### REQUIREMENTS
Output the material below in full, exactly as it is.

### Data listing
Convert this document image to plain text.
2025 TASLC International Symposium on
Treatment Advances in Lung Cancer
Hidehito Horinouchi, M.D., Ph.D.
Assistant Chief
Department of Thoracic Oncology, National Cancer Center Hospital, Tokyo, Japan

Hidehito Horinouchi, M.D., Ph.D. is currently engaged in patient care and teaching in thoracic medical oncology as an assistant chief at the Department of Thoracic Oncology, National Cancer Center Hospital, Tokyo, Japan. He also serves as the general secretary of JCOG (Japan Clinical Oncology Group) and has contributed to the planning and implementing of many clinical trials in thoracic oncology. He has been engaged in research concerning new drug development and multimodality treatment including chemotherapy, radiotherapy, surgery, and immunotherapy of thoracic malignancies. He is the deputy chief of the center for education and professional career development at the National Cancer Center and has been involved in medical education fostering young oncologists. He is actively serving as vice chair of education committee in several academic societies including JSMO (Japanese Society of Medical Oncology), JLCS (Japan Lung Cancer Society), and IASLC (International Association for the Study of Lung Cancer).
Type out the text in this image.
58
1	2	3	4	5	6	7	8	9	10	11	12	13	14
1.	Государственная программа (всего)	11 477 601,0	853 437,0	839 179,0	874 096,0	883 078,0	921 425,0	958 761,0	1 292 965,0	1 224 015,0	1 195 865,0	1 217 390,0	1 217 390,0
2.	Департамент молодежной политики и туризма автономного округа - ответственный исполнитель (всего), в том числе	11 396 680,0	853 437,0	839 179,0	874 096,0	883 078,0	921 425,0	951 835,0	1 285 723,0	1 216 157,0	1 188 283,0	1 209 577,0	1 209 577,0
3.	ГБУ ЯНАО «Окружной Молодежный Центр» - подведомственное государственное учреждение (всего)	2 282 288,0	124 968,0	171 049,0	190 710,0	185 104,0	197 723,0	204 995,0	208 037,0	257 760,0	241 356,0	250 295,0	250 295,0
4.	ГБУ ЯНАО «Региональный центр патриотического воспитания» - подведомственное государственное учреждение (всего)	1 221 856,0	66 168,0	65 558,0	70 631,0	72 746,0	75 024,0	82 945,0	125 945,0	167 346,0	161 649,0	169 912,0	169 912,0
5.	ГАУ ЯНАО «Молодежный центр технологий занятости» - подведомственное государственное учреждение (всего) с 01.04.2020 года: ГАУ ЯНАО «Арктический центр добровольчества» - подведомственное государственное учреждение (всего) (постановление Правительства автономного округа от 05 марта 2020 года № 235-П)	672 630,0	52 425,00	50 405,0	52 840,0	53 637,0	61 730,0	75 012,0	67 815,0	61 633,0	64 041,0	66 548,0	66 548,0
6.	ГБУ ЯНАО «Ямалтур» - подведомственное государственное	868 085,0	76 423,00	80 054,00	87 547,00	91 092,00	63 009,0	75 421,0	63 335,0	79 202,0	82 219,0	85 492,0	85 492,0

### OUTPUT FOR THIS TASK
Convert this document image to plain text.
2025 TASLC International Symposium on
Treatment Advances in Lung Cancer
Hidehito Horinouchi, M.D., Ph.D.
Assistant Chief
Department of Thoracic Oncology, National Cancer Center Hospital, Tokyo, Japan

Hidehito Horinouchi, M.D., Ph.D. is currently engaged in patient care and teaching in thoracic medical oncology as an assistant chief at the Department of Thoracic Oncology, National Cancer Center Hospital, Tokyo, Japan. He also serves as the general secretary of JCOG (Japan Clinical Oncology Group) and has contributed to the planning and implementing of many clinical trials in thoracic oncology. He has been engaged in research concerning new drug development and multimodality treatment including chemotherapy, radiotherapy, surgery, and immunotherapy of thoracic malignancies. He is the deputy chief of the center for education and professional career development at the National Cancer Center and has been involved in medical education fostering young oncologists. He is actively serving as vice chair of education committee in several academic societies including JSMO (Japanese Society of Medical Oncology), JLCS (Japan Lung Cancer Society), and IASLC (International Association for the Study of Lung Cancer).
Type out the text in this image.
58
1	2	3	4	5	6	7	8	9	10	11	12	13	14
1.	Государственная программа (всего)	11 477 601,0	853 437,0	839 179,0	874 096,0	883 078,0	921 425,0	958 761,0	1 292 965,0	1 224 015,0	1 195 865,0	1 217 390,0	1 217 390,0
2.	Департамент молодежной политики и туризма автономного округа - ответственный исполнитель (всего), в том числе	11 396 680,0	853 437,0	839 179,0	874 096,0	883 078,0	921 425,0	951 835,0	1 285 723,0	1 216 157,0	1 188 283,0	1 209 577,0	1 209 577,0
3.	ГБУ ЯНАО «Окружной Молодежный Центр» - подведомственное государственное учреждение (всего)	2 282 288,0	124 968,0	171 049,0	190 710,0	185 104,0	197 723,0	204 995,0	208 037,0	257 760,0	241 356,0	250 295,0	250 295,0
4.	ГБУ ЯНАО «Региональный центр патриотического воспитания» - подведомственное государственное учреждение (всего)	1 221 856,0	66 168,0	65 558,0	70 631,0	72 746,0	75 024,0	82 945,0	125 945,0	167 346,0	161 649,0	169 912,0	169 912,0
5.	ГАУ ЯНАО «Молодежный центр технологий занятости» - подведомственное государственное учреждение (всего) с 01.04.2020 года: ГАУ ЯНАО «Арктический центр добровольчества» - подведомственное государственное учреждение (всего) (постановление Правительства автономного округа от 05 марта 2020 года № 235-П)	672 630,0	52 425,00	50 405,0	52 840,0	53 637,0	61 730,0	75 012,0	67 815,0	61 633,0	64 041,0	66 548,0	66 548,0
6.	ГБУ ЯНАО «Ямалтур» - подведомственное государственное	868 085,0	76 423,00	80 054,00	87 547,00	91 092,00	63 009,0	75 421,0	63 335,0	79 202,0	82 219,0	85 492,0	85 492,0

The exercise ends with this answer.